= The records =
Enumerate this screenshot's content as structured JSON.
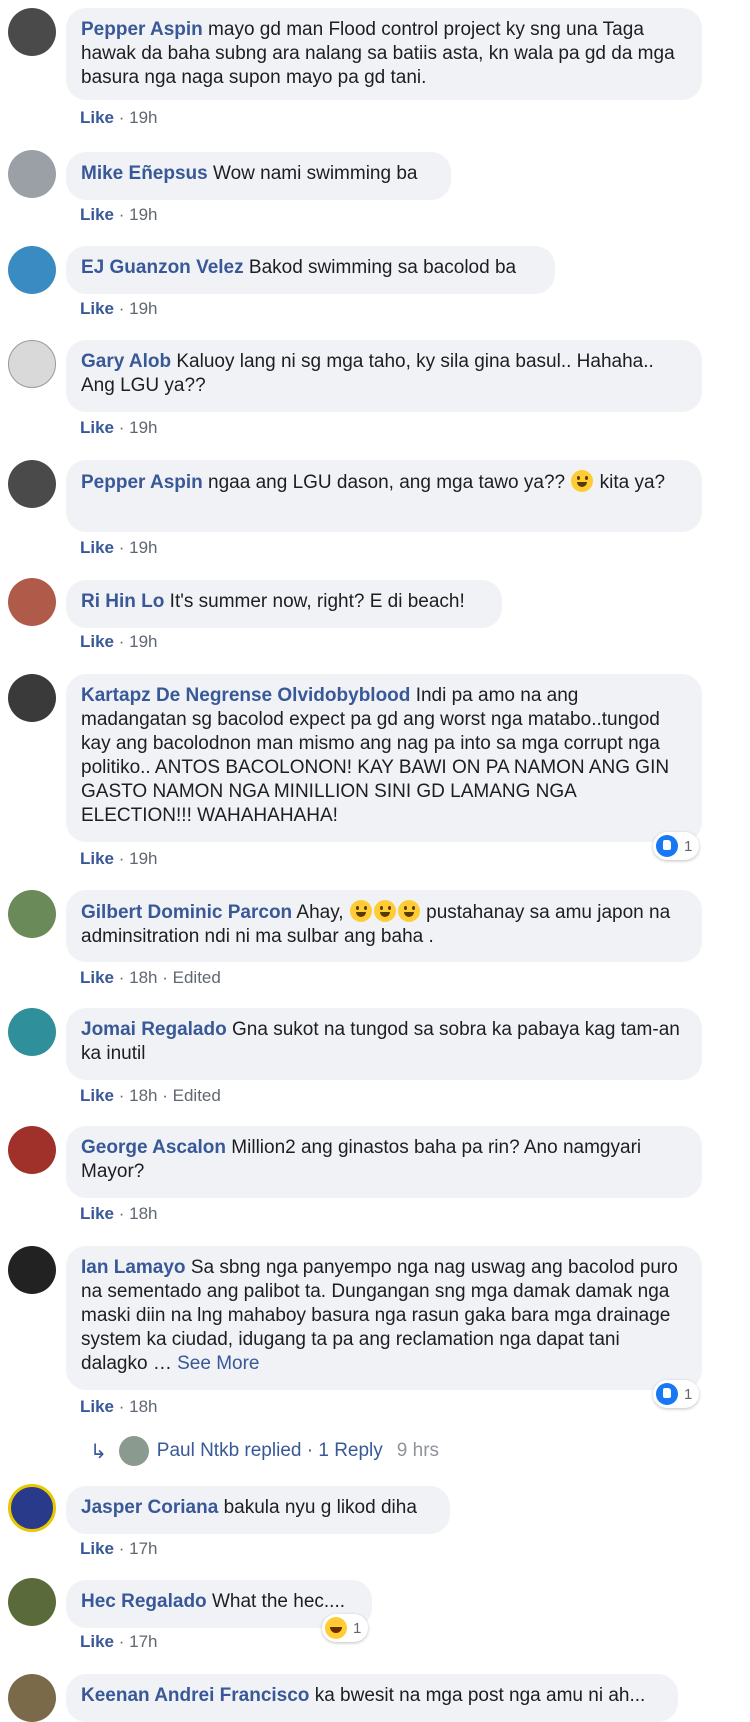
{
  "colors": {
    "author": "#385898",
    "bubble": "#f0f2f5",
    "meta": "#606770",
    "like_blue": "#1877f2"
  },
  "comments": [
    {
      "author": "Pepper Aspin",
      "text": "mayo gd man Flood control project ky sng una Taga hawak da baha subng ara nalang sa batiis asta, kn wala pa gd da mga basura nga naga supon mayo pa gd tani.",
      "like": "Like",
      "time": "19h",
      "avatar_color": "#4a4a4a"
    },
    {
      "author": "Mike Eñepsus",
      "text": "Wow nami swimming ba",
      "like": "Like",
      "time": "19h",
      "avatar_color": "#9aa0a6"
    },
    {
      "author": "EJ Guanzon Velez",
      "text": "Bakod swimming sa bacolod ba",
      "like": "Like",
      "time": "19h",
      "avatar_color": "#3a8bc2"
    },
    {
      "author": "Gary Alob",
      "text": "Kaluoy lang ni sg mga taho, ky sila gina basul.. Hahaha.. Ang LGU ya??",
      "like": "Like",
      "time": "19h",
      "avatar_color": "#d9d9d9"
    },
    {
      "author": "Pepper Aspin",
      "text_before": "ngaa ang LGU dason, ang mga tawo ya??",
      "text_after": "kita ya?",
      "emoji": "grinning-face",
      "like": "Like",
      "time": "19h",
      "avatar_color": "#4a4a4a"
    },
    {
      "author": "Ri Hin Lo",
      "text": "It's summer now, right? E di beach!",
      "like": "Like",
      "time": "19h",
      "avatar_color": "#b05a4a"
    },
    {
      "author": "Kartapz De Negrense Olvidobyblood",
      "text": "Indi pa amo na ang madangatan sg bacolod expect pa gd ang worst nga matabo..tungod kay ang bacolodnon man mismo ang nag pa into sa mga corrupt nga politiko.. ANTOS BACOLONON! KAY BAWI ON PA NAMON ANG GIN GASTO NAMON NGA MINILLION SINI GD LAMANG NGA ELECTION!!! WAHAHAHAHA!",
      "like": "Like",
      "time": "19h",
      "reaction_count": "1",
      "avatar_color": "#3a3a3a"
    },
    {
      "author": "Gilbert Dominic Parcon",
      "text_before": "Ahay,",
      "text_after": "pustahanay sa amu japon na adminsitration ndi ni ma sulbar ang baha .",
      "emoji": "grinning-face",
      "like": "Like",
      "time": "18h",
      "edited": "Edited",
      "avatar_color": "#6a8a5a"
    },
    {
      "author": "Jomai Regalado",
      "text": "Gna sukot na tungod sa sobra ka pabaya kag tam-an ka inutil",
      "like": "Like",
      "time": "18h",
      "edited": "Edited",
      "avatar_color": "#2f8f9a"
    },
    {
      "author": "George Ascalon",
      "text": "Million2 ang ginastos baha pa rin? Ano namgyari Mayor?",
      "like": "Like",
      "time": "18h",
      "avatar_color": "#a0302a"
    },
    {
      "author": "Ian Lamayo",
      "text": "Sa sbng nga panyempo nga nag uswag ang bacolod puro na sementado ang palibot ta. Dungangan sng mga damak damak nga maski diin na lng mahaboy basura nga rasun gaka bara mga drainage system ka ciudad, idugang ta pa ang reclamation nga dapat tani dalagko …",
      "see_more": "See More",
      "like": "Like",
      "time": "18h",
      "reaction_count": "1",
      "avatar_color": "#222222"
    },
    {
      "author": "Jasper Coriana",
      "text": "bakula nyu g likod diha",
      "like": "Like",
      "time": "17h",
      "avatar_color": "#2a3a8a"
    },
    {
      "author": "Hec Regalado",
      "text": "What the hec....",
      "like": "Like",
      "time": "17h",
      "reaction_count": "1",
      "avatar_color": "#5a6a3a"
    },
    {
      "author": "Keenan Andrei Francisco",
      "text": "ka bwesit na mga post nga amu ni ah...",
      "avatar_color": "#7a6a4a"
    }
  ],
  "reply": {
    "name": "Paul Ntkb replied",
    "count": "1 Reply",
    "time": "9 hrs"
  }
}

= The task =
With the pictures left out, transcribe the material exactly.

= Output for this exercise =
Enumerate this screenshot's content as structured JSON.
{
  "colors": {
    "author": "#385898",
    "bubble": "#f0f2f5",
    "meta": "#606770",
    "like_blue": "#1877f2"
  },
  "comments": [
    {
      "author": "Pepper Aspin",
      "text": "mayo gd man Flood control project ky sng una Taga hawak da baha subng ara nalang sa batiis asta, kn wala pa gd da mga basura nga naga supon mayo pa gd tani.",
      "like": "Like",
      "time": "19h",
      "avatar_color": "#4a4a4a"
    },
    {
      "author": "Mike Eñepsus",
      "text": "Wow nami swimming ba",
      "like": "Like",
      "time": "19h",
      "avatar_color": "#9aa0a6"
    },
    {
      "author": "EJ Guanzon Velez",
      "text": "Bakod swimming sa bacolod ba",
      "like": "Like",
      "time": "19h",
      "avatar_color": "#3a8bc2"
    },
    {
      "author": "Gary Alob",
      "text": "Kaluoy lang ni sg mga taho, ky sila gina basul.. Hahaha.. Ang LGU ya??",
      "like": "Like",
      "time": "19h",
      "avatar_color": "#d9d9d9"
    },
    {
      "author": "Pepper Aspin",
      "text_before": "ngaa ang LGU dason, ang mga tawo ya??",
      "text_after": "kita ya?",
      "emoji": "grinning-face",
      "like": "Like",
      "time": "19h",
      "avatar_color": "#4a4a4a"
    },
    {
      "author": "Ri Hin Lo",
      "text": "It's summer now, right? E di beach!",
      "like": "Like",
      "time": "19h",
      "avatar_color": "#b05a4a"
    },
    {
      "author": "Kartapz De Negrense Olvidobyblood",
      "text": "Indi pa amo na ang madangatan sg bacolod expect pa gd ang worst nga matabo..tungod kay ang bacolodnon man mismo ang nag pa into sa mga corrupt nga politiko.. ANTOS BACOLONON! KAY BAWI ON PA NAMON ANG GIN GASTO NAMON NGA MINILLION SINI GD LAMANG NGA ELECTION!!! WAHAHAHAHA!",
      "like": "Like",
      "time": "19h",
      "reaction_count": "1",
      "avatar_color": "#3a3a3a"
    },
    {
      "author": "Gilbert Dominic Parcon",
      "text_before": "Ahay,",
      "text_after": "pustahanay sa amu japon na adminsitration ndi ni ma sulbar ang baha .",
      "emoji": "grinning-face",
      "like": "Like",
      "time": "18h",
      "edited": "Edited",
      "avatar_color": "#6a8a5a"
    },
    {
      "author": "Jomai Regalado",
      "text": "Gna sukot na tungod sa sobra ka pabaya kag tam-an ka inutil",
      "like": "Like",
      "time": "18h",
      "edited": "Edited",
      "avatar_color": "#2f8f9a"
    },
    {
      "author": "George Ascalon",
      "text": "Million2 ang ginastos baha pa rin? Ano namgyari Mayor?",
      "like": "Like",
      "time": "18h",
      "avatar_color": "#a0302a"
    },
    {
      "author": "Ian Lamayo",
      "text": "Sa sbng nga panyempo nga nag uswag ang bacolod puro na sementado ang palibot ta. Dungangan sng mga damak damak nga maski diin na lng mahaboy basura nga rasun gaka bara mga drainage system ka ciudad, idugang ta pa ang reclamation nga dapat tani dalagko …",
      "see_more": "See More",
      "like": "Like",
      "time": "18h",
      "reaction_count": "1",
      "avatar_color": "#222222"
    },
    {
      "author": "Jasper Coriana",
      "text": "bakula nyu g likod diha",
      "like": "Like",
      "time": "17h",
      "avatar_color": "#2a3a8a"
    },
    {
      "author": "Hec Regalado",
      "text": "What the hec....",
      "like": "Like",
      "time": "17h",
      "reaction_count": "1",
      "avatar_color": "#5a6a3a"
    },
    {
      "author": "Keenan Andrei Francisco",
      "text": "ka bwesit na mga post nga amu ni ah...",
      "avatar_color": "#7a6a4a"
    }
  ],
  "reply": {
    "name": "Paul Ntkb replied",
    "count": "1 Reply",
    "time": "9 hrs"
  }
}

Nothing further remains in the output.